Working data:
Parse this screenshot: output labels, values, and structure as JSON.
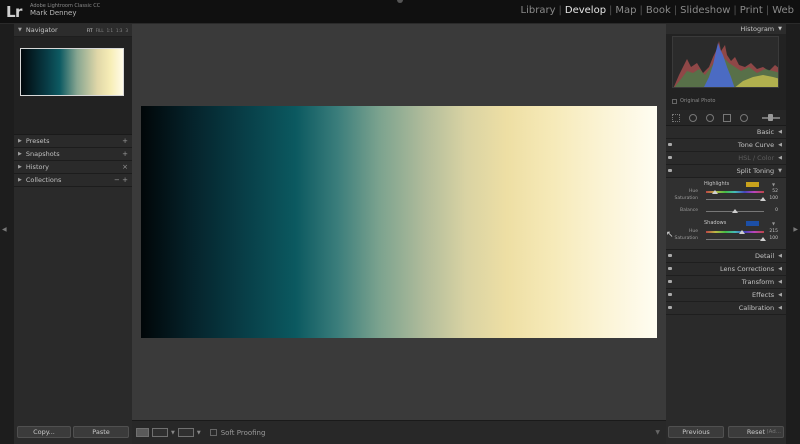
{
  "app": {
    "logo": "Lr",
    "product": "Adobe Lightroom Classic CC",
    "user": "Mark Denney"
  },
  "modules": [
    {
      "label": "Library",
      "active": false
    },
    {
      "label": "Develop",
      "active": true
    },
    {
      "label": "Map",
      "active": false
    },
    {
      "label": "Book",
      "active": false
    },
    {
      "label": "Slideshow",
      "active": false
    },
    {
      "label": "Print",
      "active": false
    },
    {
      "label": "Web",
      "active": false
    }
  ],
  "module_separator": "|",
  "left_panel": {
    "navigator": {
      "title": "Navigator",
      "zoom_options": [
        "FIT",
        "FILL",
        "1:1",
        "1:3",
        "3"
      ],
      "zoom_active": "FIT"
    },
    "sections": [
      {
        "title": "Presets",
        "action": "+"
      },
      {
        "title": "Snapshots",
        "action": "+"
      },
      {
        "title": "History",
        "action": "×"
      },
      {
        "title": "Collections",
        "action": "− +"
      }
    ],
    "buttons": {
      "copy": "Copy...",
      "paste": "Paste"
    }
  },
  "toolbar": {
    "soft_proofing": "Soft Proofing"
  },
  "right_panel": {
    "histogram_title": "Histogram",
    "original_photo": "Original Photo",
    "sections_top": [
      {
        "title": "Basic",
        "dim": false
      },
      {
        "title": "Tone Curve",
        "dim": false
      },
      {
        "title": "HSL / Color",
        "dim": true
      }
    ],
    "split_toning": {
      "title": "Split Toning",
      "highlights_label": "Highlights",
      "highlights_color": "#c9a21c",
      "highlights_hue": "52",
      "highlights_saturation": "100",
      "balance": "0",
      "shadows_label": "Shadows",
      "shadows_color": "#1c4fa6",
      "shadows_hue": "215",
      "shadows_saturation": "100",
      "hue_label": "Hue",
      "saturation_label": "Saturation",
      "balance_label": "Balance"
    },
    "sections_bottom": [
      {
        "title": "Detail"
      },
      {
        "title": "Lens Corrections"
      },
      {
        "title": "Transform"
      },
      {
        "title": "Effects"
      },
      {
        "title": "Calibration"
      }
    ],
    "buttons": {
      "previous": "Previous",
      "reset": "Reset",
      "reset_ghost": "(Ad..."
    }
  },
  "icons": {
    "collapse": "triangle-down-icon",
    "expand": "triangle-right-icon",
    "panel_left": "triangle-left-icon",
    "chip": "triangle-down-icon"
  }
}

--

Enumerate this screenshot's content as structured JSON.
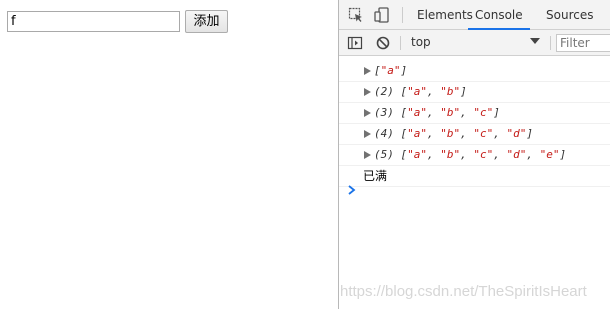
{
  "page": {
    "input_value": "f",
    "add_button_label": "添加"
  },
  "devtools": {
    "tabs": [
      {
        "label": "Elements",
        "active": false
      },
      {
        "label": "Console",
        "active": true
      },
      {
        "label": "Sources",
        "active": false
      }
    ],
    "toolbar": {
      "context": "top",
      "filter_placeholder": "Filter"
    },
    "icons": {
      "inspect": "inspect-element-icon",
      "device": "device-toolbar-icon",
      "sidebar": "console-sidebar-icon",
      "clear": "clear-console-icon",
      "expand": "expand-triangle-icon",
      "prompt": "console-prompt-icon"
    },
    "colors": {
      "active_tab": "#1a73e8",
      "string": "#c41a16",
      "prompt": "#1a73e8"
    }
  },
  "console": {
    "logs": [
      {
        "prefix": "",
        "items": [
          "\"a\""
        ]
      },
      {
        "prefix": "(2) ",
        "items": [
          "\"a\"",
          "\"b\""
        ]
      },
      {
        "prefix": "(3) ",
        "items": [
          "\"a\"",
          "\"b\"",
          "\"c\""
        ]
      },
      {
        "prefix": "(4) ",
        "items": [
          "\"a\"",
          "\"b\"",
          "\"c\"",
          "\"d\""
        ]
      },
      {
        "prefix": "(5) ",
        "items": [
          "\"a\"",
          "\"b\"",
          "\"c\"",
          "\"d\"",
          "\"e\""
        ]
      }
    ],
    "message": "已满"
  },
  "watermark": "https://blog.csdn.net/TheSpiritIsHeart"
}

Set task: Which lines of the data above contain "triangle"? Copy each one.

Worked answer:
    "collapse": "triangle-down-icon",
    "expand": "triangle-right-icon",
    "panel_left": "triangle-left-icon",
    "chip": "triangle-down-icon"
      "expand": "expand-triangle-icon",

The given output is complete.